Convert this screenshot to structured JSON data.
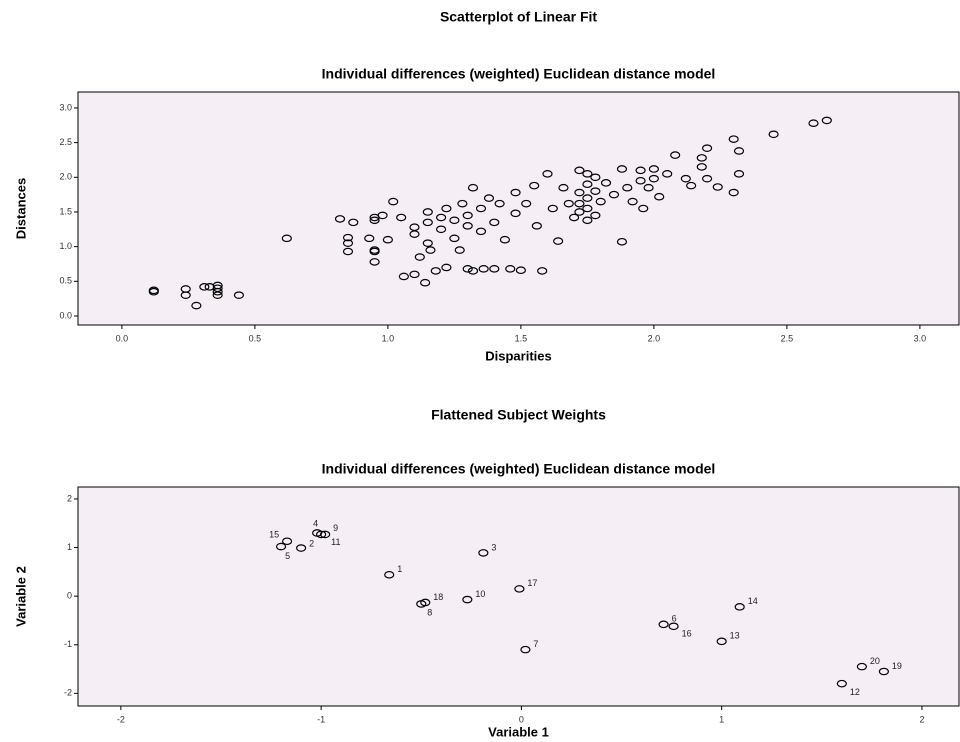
{
  "chart_data": [
    {
      "type": "scatter",
      "title": "Scatterplot of Linear Fit",
      "subtitle": "Individual differences (weighted) Euclidean distance model",
      "x_label": "Disparities",
      "y_label": "Distances",
      "xlim": [
        -0.165,
        3.147
      ],
      "ylim": [
        -0.13,
        3.23
      ],
      "xticks": [
        {
          "value": 0,
          "label": "0.0"
        },
        0.5,
        {
          "value": 1,
          "label": "1.0"
        },
        1.5,
        {
          "value": 2,
          "label": "2.0"
        },
        2.5,
        {
          "value": 3,
          "label": "3.0"
        }
      ],
      "yticks": [
        {
          "value": 0,
          "label": "0.0"
        },
        0.5,
        {
          "value": 1,
          "label": "1.0"
        },
        1.5,
        {
          "value": 2,
          "label": "2.0"
        },
        2.5,
        {
          "value": 3,
          "label": "3.0"
        }
      ],
      "background": "#f5eef5",
      "series": [
        {
          "color": "#000000",
          "x": [
            0.12,
            0.12,
            0.24,
            0.24,
            0.28,
            0.31,
            0.36,
            0.36,
            0.36,
            0.44,
            0.33,
            0.36,
            0.62,
            0.82,
            0.85,
            0.85,
            0.85,
            0.87,
            0.93,
            0.95,
            0.95,
            0.95,
            0.95,
            0.95,
            0.98,
            1.0,
            1.02,
            1.05,
            1.06,
            1.1,
            1.1,
            1.1,
            1.12,
            1.14,
            1.15,
            1.15,
            1.15,
            1.16,
            1.18,
            1.2,
            1.2,
            1.22,
            1.22,
            1.25,
            1.25,
            1.27,
            1.28,
            1.3,
            1.3,
            1.3,
            1.32,
            1.32,
            1.35,
            1.35,
            1.36,
            1.38,
            1.4,
            1.4,
            1.42,
            1.44,
            1.46,
            1.48,
            1.48,
            1.5,
            1.52,
            1.55,
            1.56,
            1.58,
            1.6,
            1.62,
            1.64,
            1.66,
            1.68,
            1.7,
            1.72,
            1.72,
            1.72,
            1.72,
            1.75,
            1.75,
            1.75,
            1.75,
            1.75,
            1.78,
            1.78,
            1.78,
            1.8,
            1.82,
            1.85,
            1.88,
            1.88,
            1.9,
            1.92,
            1.95,
            1.95,
            1.96,
            1.98,
            2.0,
            2.0,
            2.02,
            2.05,
            2.08,
            2.12,
            2.14,
            2.18,
            2.18,
            2.2,
            2.2,
            2.24,
            2.3,
            2.3,
            2.32,
            2.32,
            2.45,
            2.6,
            2.65
          ],
          "y": [
            0.35,
            0.37,
            0.3,
            0.39,
            0.15,
            0.42,
            0.4,
            0.35,
            0.3,
            0.3,
            0.42,
            0.44,
            1.12,
            1.4,
            1.05,
            0.93,
            1.13,
            1.35,
            1.12,
            1.42,
            1.38,
            0.95,
            0.93,
            0.78,
            1.45,
            1.1,
            1.65,
            1.42,
            0.57,
            0.6,
            1.28,
            1.18,
            0.85,
            0.48,
            1.5,
            1.35,
            1.05,
            0.95,
            0.65,
            1.42,
            1.25,
            1.55,
            0.7,
            1.38,
            1.12,
            0.95,
            1.62,
            1.45,
            1.3,
            0.68,
            1.85,
            0.65,
            1.55,
            1.22,
            0.68,
            1.7,
            1.35,
            0.68,
            1.62,
            1.1,
            0.68,
            1.78,
            1.48,
            0.66,
            1.62,
            1.88,
            1.3,
            0.65,
            2.05,
            1.55,
            1.08,
            1.85,
            1.62,
            1.42,
            2.1,
            1.78,
            1.62,
            1.5,
            2.05,
            1.9,
            1.7,
            1.55,
            1.38,
            2.0,
            1.8,
            1.45,
            1.65,
            1.92,
            1.75,
            1.07,
            2.12,
            1.85,
            1.65,
            2.1,
            1.95,
            1.55,
            1.85,
            2.12,
            1.98,
            1.72,
            2.05,
            2.32,
            1.98,
            1.88,
            2.28,
            2.15,
            1.98,
            2.42,
            1.86,
            2.55,
            1.78,
            2.38,
            2.05,
            2.62,
            2.78,
            2.82
          ]
        }
      ]
    },
    {
      "type": "scatter",
      "title": "Flattened Subject Weights",
      "subtitle": "Individual differences (weighted) Euclidean distance model",
      "x_label": "Variable 1",
      "y_label": "Variable 2",
      "xlim": [
        -2.214,
        2.185
      ],
      "ylim": [
        -2.26,
        2.246
      ],
      "xticks": [
        -2,
        -1,
        0,
        1,
        2
      ],
      "yticks": [
        -2,
        -1,
        0,
        1,
        2
      ],
      "background": "#f5eef5",
      "series": [
        {
          "color": "#000000",
          "x": [
            -0.66,
            -1.1,
            -0.19,
            -1.02,
            -1.2,
            0.71,
            0.02,
            -0.5,
            -0.98,
            -0.27,
            -1.0,
            1.6,
            1.0,
            1.09,
            -1.17,
            0.76,
            -0.01,
            -0.48,
            1.81,
            1.7
          ],
          "y": [
            0.44,
            0.99,
            0.89,
            1.3,
            1.02,
            -0.58,
            -1.1,
            -0.16,
            1.27,
            -0.07,
            1.27,
            -1.8,
            -0.93,
            -0.22,
            1.13,
            -0.62,
            0.15,
            -0.13,
            -1.55,
            -1.45
          ],
          "labels": [
            "1",
            "2",
            "3",
            "4",
            "5",
            "6",
            "7",
            "8",
            "9",
            "10",
            "11",
            "12",
            "13",
            "14",
            "15",
            "16",
            "17",
            "18",
            "19",
            "20"
          ]
        }
      ]
    }
  ]
}
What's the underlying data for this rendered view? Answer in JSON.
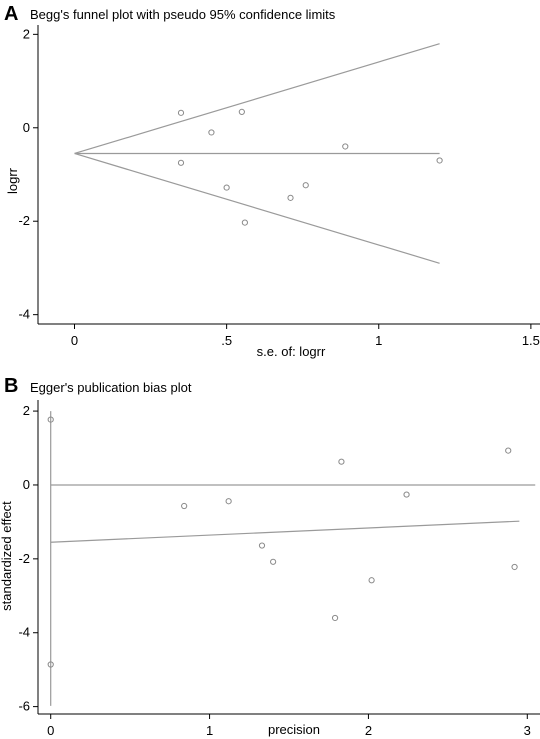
{
  "chart_data": [
    {
      "panel": "A",
      "type": "scatter",
      "title": "Begg's funnel plot with pseudo 95% confidence limits",
      "xlabel": "s.e. of: logrr",
      "ylabel": "logrr",
      "xlim": [
        -0.12,
        1.53
      ],
      "ylim": [
        -4.2,
        2.2
      ],
      "xticks": [
        0,
        0.5,
        1,
        1.5
      ],
      "xtick_labels": [
        "0",
        ".5",
        "1",
        "1.5"
      ],
      "yticks": [
        -4,
        -2,
        0,
        2
      ],
      "ytick_labels": [
        "-4",
        "-2",
        "0",
        "2"
      ],
      "points": [
        {
          "x": 0.35,
          "y": 0.32
        },
        {
          "x": 0.35,
          "y": -0.75
        },
        {
          "x": 0.45,
          "y": -0.1
        },
        {
          "x": 0.55,
          "y": 0.34
        },
        {
          "x": 0.5,
          "y": -1.28
        },
        {
          "x": 0.56,
          "y": -2.03
        },
        {
          "x": 0.71,
          "y": -1.5
        },
        {
          "x": 0.76,
          "y": -1.23
        },
        {
          "x": 0.89,
          "y": -0.4
        },
        {
          "x": 1.2,
          "y": -0.7
        }
      ],
      "pooled_estimate": -0.55,
      "limits": {
        "se_max": 1.2,
        "upper_at_max": 1.8,
        "lower_at_max": -2.9
      }
    },
    {
      "panel": "B",
      "type": "scatter",
      "title": "Egger's publication bias plot",
      "xlabel": "precision",
      "ylabel": "standardized effect",
      "xlim": [
        -0.08,
        3.08
      ],
      "ylim": [
        -6.2,
        2.3
      ],
      "xticks": [
        0,
        1,
        2,
        3
      ],
      "xtick_labels": [
        "0",
        "1",
        "2",
        "3"
      ],
      "yticks": [
        -6,
        -4,
        -2,
        0,
        2
      ],
      "ytick_labels": [
        "-6",
        "-4",
        "-2",
        "0",
        "2"
      ],
      "points": [
        {
          "x": 0.84,
          "y": -0.57
        },
        {
          "x": 1.12,
          "y": -0.44
        },
        {
          "x": 1.33,
          "y": -1.64
        },
        {
          "x": 1.4,
          "y": -2.08
        },
        {
          "x": 1.79,
          "y": -3.6
        },
        {
          "x": 1.83,
          "y": 0.63
        },
        {
          "x": 2.02,
          "y": -2.58
        },
        {
          "x": 2.24,
          "y": -0.26
        },
        {
          "x": 2.88,
          "y": 0.93
        },
        {
          "x": 2.92,
          "y": -2.22
        }
      ],
      "intercept_ci": {
        "x": 0,
        "upper": 1.77,
        "lower": -4.86,
        "bar_top": 2.0,
        "bar_bottom": -5.98
      },
      "regression_line": {
        "x0": 0,
        "y0": -1.55,
        "x1": 2.95,
        "y1": -0.98
      },
      "zero_line": 0
    }
  ]
}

-.-.-

→ **DIRECTIONS**
Gather all lines with the string "JSON" from the data.

→ **OUTPUT OF THE EXERCISE**
Convert this screenshot to structured JSON data.
What's the underlying data for this rendered view? Answer in JSON.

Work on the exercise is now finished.